SET TASK
Show every line below that contains the word "RESPONSE".

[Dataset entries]
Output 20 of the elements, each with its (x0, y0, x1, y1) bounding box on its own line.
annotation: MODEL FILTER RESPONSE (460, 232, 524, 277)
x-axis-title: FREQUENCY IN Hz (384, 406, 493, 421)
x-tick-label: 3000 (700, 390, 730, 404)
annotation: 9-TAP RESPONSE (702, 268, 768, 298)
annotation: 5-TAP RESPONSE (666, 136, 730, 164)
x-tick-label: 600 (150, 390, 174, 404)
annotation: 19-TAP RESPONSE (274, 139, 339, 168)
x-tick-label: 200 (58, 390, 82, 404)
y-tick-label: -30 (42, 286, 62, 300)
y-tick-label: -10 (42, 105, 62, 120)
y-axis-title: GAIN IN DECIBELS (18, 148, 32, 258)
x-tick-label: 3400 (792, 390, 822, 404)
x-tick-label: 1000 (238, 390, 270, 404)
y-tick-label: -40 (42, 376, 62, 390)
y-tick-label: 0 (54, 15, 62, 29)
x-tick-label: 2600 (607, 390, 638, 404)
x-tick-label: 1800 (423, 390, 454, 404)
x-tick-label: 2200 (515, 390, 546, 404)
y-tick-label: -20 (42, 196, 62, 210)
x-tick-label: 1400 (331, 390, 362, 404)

FULL SOLUTION
annotation: MODEL FILTER RESPONSE (460, 232, 524, 277)
annotation: 9-TAP RESPONSE (702, 268, 768, 298)
annotation: 5-TAP RESPONSE (666, 136, 730, 164)
annotation: 19-TAP RESPONSE (274, 139, 339, 168)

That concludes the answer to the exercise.